> **Objective**
Check each line below for the word "screenshot" and give the number of lines that have it, nothing more.

> **Source material**
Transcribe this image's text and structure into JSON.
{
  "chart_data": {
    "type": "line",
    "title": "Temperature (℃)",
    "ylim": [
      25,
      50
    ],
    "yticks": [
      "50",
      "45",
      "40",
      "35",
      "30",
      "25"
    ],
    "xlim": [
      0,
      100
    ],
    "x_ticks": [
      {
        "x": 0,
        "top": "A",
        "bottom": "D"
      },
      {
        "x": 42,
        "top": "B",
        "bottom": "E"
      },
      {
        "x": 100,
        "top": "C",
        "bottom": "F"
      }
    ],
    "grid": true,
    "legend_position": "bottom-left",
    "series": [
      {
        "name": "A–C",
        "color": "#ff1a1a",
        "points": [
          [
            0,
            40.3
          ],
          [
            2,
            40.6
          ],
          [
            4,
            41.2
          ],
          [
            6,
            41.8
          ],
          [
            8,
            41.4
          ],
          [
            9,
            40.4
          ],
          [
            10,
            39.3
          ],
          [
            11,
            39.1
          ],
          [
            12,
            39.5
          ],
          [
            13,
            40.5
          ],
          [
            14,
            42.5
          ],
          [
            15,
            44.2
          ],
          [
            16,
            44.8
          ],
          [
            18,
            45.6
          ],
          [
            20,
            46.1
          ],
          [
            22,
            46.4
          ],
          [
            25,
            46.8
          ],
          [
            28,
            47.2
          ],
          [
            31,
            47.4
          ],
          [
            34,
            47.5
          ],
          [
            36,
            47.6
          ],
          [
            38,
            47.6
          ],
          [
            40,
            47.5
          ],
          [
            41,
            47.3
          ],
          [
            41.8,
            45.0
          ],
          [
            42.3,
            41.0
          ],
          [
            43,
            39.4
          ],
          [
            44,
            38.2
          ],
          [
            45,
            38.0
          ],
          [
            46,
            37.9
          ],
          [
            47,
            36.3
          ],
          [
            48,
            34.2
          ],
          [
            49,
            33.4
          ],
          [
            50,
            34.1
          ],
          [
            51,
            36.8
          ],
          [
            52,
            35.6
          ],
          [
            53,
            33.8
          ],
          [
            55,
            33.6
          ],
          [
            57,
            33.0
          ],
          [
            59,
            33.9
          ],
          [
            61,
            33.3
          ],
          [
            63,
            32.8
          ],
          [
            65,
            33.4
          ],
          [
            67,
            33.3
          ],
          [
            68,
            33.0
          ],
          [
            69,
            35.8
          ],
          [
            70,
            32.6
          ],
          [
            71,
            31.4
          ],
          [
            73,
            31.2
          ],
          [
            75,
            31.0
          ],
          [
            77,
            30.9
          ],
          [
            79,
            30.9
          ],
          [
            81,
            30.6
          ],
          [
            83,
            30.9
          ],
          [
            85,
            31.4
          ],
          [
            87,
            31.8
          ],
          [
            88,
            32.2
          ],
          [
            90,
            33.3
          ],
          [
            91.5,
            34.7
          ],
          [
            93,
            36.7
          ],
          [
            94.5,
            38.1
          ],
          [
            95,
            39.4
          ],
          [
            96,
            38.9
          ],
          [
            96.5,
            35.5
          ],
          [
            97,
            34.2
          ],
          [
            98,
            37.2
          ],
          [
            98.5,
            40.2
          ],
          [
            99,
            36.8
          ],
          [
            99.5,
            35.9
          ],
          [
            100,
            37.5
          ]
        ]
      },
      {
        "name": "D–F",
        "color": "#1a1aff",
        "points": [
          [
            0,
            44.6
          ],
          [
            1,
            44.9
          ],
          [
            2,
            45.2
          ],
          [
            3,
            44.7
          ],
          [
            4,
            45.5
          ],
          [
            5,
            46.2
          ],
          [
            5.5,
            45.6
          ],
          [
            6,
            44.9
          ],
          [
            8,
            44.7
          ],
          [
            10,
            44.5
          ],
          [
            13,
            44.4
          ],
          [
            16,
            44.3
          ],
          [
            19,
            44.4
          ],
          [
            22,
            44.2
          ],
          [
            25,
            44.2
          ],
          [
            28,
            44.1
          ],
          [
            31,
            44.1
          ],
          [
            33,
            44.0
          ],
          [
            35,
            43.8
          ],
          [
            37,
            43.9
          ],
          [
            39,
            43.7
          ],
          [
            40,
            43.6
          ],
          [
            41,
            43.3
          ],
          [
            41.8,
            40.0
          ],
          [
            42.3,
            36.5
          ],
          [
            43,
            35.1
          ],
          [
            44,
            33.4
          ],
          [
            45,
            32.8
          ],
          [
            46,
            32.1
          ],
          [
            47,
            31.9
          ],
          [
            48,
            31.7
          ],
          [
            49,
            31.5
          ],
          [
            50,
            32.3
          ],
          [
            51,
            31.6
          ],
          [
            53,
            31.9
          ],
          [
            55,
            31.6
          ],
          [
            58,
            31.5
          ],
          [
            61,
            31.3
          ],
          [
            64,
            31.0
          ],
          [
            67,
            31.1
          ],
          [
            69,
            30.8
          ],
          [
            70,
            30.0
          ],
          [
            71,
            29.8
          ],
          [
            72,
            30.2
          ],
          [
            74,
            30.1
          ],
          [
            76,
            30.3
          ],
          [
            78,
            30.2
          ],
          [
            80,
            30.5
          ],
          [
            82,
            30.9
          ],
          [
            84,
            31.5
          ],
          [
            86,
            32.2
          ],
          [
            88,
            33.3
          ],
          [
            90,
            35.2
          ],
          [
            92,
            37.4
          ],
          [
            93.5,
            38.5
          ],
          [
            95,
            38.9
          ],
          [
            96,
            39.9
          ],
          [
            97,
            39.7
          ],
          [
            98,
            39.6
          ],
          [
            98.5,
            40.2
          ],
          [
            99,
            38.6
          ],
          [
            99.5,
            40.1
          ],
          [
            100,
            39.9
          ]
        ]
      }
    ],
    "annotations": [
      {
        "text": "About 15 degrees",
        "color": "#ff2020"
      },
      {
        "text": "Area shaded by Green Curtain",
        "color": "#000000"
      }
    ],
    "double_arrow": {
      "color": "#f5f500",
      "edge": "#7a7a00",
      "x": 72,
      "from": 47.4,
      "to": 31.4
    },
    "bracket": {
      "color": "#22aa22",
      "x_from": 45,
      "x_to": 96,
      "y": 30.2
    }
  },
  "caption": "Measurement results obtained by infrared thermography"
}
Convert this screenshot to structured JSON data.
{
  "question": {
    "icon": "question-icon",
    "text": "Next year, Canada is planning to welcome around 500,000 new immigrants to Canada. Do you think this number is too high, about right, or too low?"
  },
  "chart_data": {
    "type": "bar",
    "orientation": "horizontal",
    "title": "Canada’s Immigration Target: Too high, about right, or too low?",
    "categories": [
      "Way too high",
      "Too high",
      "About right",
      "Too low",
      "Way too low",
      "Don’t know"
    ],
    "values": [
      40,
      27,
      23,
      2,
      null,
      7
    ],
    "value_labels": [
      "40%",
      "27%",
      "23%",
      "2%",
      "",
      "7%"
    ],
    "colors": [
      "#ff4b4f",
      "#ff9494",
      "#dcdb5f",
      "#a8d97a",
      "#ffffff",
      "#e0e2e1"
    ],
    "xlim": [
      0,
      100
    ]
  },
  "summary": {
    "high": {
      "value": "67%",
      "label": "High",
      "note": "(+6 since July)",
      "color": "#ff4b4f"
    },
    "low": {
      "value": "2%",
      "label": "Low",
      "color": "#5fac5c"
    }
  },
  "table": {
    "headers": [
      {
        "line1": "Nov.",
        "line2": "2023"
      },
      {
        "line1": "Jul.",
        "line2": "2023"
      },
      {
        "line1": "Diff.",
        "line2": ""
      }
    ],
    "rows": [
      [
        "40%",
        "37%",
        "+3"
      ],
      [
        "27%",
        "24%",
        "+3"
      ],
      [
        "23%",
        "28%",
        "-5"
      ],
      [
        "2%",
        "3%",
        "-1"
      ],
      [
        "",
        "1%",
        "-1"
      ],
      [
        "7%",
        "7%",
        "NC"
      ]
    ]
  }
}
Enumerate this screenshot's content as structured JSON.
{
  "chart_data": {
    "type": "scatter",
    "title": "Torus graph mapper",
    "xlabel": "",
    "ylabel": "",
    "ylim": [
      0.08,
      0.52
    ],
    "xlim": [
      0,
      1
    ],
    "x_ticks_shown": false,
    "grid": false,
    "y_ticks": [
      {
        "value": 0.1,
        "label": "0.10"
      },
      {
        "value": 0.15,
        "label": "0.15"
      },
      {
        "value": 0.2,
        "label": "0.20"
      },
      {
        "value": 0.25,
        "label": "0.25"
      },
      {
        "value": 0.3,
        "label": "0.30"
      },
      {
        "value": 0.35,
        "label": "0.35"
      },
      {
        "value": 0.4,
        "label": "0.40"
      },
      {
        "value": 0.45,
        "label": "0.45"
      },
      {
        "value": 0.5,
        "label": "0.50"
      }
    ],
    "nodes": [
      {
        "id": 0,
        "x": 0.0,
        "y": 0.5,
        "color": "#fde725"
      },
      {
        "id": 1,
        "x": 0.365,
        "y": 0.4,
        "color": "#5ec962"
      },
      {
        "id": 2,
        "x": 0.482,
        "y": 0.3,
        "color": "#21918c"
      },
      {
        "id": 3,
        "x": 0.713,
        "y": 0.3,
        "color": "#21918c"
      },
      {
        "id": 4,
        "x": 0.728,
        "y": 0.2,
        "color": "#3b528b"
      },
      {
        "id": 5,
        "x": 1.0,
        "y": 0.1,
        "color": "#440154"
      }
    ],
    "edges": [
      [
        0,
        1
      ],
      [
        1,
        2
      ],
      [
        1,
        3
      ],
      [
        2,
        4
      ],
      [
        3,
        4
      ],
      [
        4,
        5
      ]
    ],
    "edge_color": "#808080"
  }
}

> **Problem solution**
2